* _Por hacer_:
- A) Imprime sin cambios el fragmento del texto sobre el Concierto de Los Caballos que empieza con las palabras que contienen "Pero hoy ¡hay" y termina con "insisto, ¡hay que comer!".
- B) Responde estas preguntas con lo que dice el texto sobre el Concierto de Los Caballos:
(i) ¿Qué dos emisoras difundían entonces aquellas canciones?
(ii) ¿Con qué sello salió el disco "Habana oculta"?
(iii) ¿En qué lugar de El Vedado escuchaban las canciones años antes?
- C) Por favor, sigue escribiendo el texto sobre el Concierto de Los Caballos a partir de donde termina.

* _Texto citado_:
+++++

Al parecer, sin percatarme había hecho el trabajo de parto mientras bailaba sin parar —¿cómo no hacerlo si de memoria me sabía cada canción, si era aquel el concierto tardío de una generación a la que la penuria y la aceleración diaspórica de los noventa habían dejado sin grandes espectáculos que no fueran los de las ubicuas orquestas de timba o los conciertos antiimperialistas? En el Concierto de Los Caballos pudimos al fin escuchar y cantar juntos, cubanos de aquí y de allá, canciones que apenas difundían entonces, como podían, Radio Ciudad de La Habana y Radio Metropolitana; pero que habían aparecido ya en España en el disco compilatorio de Habana Abierta, “Habana oculta”, producido por Gema y Pavel para el sello Nube Negra. Conocíamos aquellas canciones porque años antes las escuchábamos tirados por los pisos de la Peña de 13 y 8, en El Vedado. Fue hace tanto tiempo, que si mal no recuerdo también solía dejarse caer por allí, junto al anfitrión Vanito y asiduos como Alejandro Gutiérrez, Boris Larramendi y Luis Alberto Barbería, entre otros, un lánguido y flacucho Raúl Torres —el de “Candil de nieve”— que ya no existe más. Eran los tempranos noventa, nos había caído de golpe aquello que llamaron el Período Especial, y compartíamos todos una hambruna demasiado profunda, hasta entonces desconocida por los de nuestra generación. Buscando engañarla, que es todo lo que se podía hacer con aquella hambre, circulaba de mano en mano una botella de chispaetrén (traduzco, para la farándula nueva: ron a granel, repartido en pipa, por supuesto que sin etiqueta ni señal de origen).
Pero hoy ¡hay que comer! Además, tenemos hijos, y siguen creciendo. Piden o necesitan —con tanto ruido ni lo sabemos bien— hasta lo que no podemos darles. Los músicos ya no están flacuchos. Nadie, entre los que podemos pagar el precio de estos conciertos en bares y restaurantes privados, está flaco tampoco. Mas no nos vemos tan gordos, pues también tenemos dinero para ir al gimnasio. Pero, insisto, ¡hay que comer!

+++++

* _Datos proporcionados_:
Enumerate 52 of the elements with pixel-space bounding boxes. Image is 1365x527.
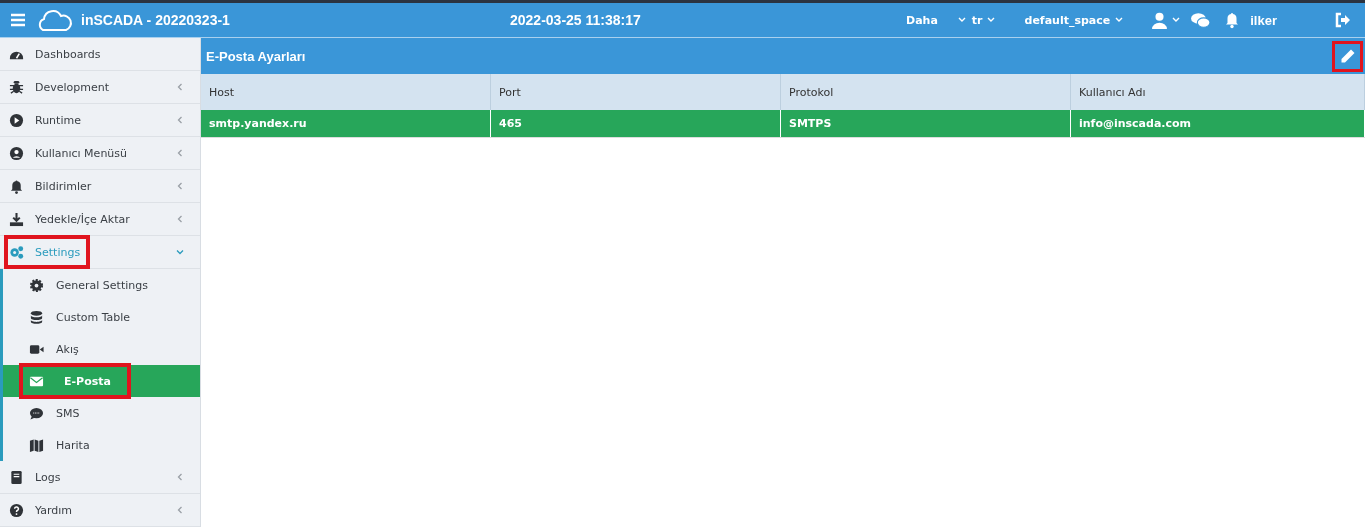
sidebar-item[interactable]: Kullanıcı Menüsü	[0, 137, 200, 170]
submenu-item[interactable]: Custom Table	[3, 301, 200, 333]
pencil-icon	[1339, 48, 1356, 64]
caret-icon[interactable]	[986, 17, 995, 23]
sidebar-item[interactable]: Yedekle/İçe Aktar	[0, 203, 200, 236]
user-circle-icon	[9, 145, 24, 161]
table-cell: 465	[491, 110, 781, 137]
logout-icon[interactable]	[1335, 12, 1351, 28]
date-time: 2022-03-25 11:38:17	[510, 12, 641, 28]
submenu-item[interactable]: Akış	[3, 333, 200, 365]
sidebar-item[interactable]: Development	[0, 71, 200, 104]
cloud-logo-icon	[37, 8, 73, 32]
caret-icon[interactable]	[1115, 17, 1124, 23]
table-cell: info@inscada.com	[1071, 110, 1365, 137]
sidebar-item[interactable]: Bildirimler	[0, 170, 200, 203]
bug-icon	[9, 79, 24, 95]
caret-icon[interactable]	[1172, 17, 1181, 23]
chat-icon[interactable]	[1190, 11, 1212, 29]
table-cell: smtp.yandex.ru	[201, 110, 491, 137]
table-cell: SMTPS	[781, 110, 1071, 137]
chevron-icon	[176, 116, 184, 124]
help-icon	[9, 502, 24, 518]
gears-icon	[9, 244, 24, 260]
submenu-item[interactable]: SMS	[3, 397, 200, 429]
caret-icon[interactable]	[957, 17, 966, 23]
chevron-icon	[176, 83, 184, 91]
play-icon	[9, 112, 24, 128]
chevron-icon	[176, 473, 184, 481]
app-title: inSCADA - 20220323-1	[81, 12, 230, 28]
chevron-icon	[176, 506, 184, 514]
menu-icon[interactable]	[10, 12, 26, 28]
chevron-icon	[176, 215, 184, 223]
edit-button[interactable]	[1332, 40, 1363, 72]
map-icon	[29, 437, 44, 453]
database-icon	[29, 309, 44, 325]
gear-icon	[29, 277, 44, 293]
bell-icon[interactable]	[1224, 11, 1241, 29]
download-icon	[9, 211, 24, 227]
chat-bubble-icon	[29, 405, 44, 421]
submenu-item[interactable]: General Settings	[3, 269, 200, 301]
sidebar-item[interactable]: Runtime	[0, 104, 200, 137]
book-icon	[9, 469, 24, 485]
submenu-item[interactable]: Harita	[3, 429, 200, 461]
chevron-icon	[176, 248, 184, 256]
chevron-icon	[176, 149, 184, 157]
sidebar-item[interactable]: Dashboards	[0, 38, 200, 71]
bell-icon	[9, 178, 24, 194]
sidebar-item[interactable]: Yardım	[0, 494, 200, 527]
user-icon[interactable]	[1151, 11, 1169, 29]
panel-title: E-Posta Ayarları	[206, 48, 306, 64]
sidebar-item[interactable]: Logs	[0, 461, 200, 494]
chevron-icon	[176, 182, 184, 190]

+++++

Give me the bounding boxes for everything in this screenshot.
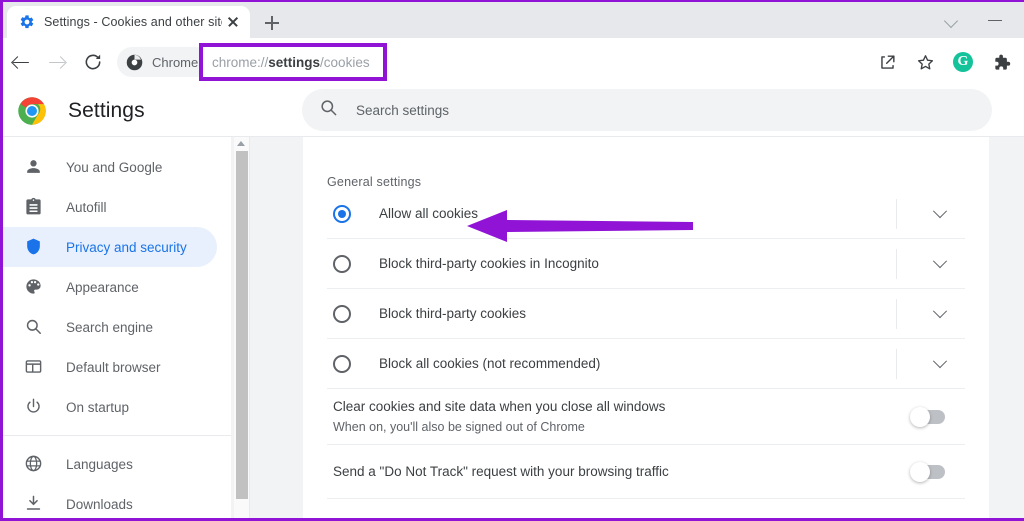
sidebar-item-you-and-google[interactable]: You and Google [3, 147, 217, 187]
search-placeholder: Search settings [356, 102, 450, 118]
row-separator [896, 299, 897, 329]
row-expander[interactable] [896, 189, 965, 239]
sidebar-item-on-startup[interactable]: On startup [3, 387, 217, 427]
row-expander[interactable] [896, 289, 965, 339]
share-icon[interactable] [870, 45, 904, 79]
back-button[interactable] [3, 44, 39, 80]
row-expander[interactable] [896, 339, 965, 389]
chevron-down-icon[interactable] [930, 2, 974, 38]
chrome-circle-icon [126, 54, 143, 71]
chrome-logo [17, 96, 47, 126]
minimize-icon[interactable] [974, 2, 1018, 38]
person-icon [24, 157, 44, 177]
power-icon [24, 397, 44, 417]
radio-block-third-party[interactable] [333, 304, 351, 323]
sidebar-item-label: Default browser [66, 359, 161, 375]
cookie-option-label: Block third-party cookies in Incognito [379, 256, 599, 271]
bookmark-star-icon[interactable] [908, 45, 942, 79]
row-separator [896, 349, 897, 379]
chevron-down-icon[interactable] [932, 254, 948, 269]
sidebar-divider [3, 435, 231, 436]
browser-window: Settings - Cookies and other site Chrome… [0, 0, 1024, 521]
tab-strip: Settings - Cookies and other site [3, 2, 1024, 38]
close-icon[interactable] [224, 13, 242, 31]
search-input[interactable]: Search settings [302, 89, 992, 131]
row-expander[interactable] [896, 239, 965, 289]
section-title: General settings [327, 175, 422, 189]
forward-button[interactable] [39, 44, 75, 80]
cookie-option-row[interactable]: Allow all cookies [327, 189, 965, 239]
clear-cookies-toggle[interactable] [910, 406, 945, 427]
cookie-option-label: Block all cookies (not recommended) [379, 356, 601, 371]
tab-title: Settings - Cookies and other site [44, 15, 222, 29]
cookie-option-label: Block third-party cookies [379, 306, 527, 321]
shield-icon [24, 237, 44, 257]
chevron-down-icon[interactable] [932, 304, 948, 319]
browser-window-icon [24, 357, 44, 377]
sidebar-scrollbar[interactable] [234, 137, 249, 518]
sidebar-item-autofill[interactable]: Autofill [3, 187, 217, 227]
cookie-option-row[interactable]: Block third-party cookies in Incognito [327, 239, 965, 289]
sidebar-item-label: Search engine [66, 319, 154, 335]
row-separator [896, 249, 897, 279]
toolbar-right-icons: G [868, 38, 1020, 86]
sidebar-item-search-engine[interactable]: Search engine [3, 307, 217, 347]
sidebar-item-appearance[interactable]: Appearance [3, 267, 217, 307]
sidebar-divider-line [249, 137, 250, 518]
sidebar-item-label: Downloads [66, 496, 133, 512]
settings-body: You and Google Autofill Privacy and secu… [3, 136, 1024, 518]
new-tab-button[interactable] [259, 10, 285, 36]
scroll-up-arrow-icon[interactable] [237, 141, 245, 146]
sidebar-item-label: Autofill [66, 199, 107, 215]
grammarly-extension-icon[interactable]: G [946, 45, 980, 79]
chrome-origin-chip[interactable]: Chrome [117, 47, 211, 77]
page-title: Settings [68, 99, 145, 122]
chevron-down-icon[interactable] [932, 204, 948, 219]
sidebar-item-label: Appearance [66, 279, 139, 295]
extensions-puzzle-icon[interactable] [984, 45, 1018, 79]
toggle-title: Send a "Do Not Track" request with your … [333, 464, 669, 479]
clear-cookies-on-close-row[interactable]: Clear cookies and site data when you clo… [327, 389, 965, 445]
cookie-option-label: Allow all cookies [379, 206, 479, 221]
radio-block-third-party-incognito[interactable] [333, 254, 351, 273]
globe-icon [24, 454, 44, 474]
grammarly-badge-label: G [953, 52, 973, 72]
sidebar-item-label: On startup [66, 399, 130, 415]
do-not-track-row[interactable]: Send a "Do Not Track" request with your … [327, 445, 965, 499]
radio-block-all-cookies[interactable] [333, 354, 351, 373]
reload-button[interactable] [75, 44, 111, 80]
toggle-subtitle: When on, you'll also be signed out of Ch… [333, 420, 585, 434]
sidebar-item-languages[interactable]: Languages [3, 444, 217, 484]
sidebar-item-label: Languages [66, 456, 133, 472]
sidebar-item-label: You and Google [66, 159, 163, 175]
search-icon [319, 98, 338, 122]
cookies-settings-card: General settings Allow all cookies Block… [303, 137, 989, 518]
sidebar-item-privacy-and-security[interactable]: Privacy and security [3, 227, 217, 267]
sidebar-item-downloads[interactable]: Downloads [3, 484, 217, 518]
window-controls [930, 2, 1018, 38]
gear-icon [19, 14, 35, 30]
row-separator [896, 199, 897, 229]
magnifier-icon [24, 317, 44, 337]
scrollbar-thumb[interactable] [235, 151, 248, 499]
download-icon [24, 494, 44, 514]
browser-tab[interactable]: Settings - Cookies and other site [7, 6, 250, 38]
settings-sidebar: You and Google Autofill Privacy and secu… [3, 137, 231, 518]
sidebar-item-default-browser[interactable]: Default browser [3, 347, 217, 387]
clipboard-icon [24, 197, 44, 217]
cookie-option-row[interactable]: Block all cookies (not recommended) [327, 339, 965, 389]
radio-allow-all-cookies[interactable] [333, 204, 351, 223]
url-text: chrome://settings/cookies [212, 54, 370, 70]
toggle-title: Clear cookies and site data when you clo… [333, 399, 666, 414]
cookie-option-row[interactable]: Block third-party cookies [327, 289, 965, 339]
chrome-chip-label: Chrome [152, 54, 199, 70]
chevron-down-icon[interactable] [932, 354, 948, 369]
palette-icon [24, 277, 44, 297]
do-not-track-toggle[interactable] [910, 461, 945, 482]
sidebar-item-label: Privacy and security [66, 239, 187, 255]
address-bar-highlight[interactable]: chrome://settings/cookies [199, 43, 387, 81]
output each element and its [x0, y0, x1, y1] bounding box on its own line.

+++++

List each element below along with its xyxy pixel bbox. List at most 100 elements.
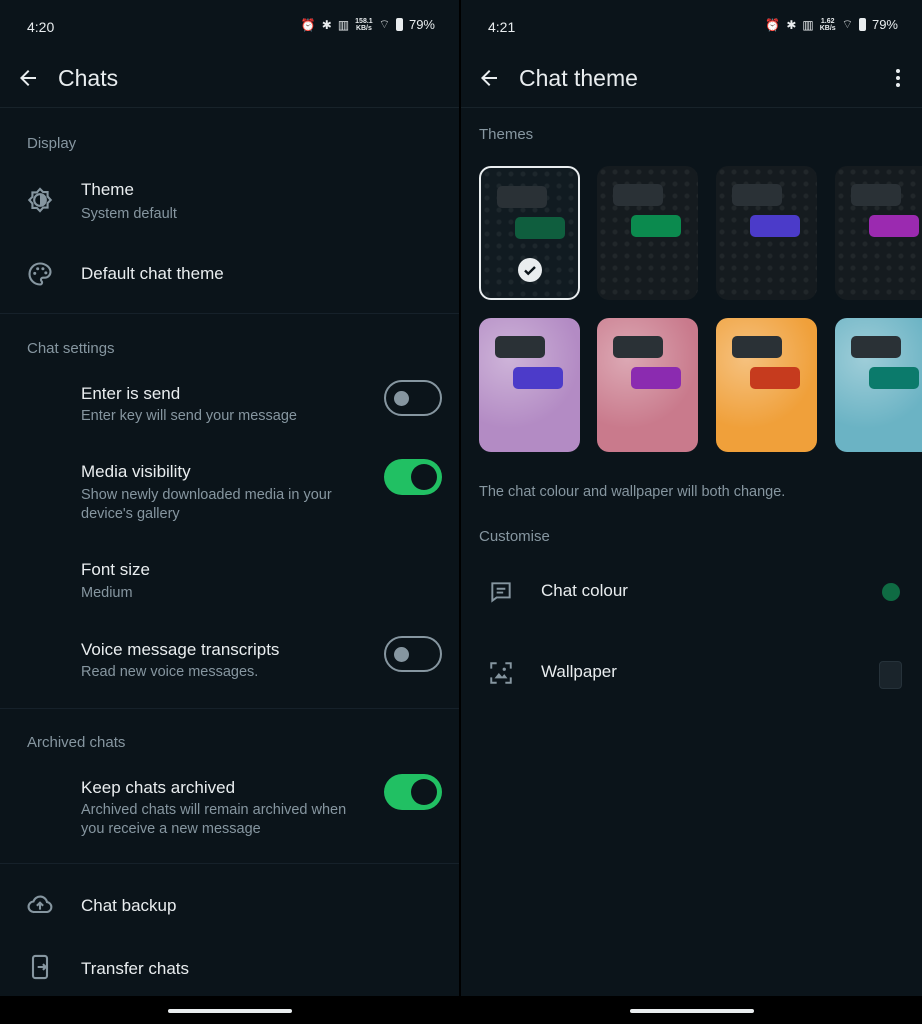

+++++

* _Respuestas_:
- A)
Pero hoy ¡hay que comer! Además, tenemos hijos, y siguen creciendo. Piden o necesitan —con tanto ruido ni lo sabemos bien— hasta lo que no podemos darles. Los músicos ya no están flacuchos. Nadie, entre los que podemos pagar el precio de estos conciertos en bares y restaurantes privados, está flaco tampoco. Mas no nos vemos tan gordos, pues también tenemos dinero para ir al gimnasio. Pero, insisto, ¡hay que comer!

- B)
(i) Radio Ciudad de La Habana y Radio Metropolitana.
(ii) Con el sello Nube Negra.
(iii) En la Peña de 13 y 8.

- C)
Es que todo está tan caro. Y por todo ha de entenderse lo que se encuentra o lo que, a la mayoría de la gente, que no puede darse el lujo de ir a los conciertos en los bares ni suscribirse al gimnasio, le es posible adquirir. Una semana no hay huevos, luego los hay, pero entonces no se encuentra el aceite, después se pierden el pan y el pollo. ¿Cómo ha podido desaparecer el pescado de una isla? ¿Acaso han emigrado los pargos como la gente a Nicaragua, Panamá y México? Ya a las 8 de la noche las grandes avenidas de El Vedado se vacían y no puedo saber si es a causa de la escasez de combustible, la crisis del transporte, la inseguridad o el éxodo masivo. ¿Dónde están todos? A pocos les alcanza el dinero para comprar papas y cebollas, ¿qué harían entonces en la calle sin necesidad?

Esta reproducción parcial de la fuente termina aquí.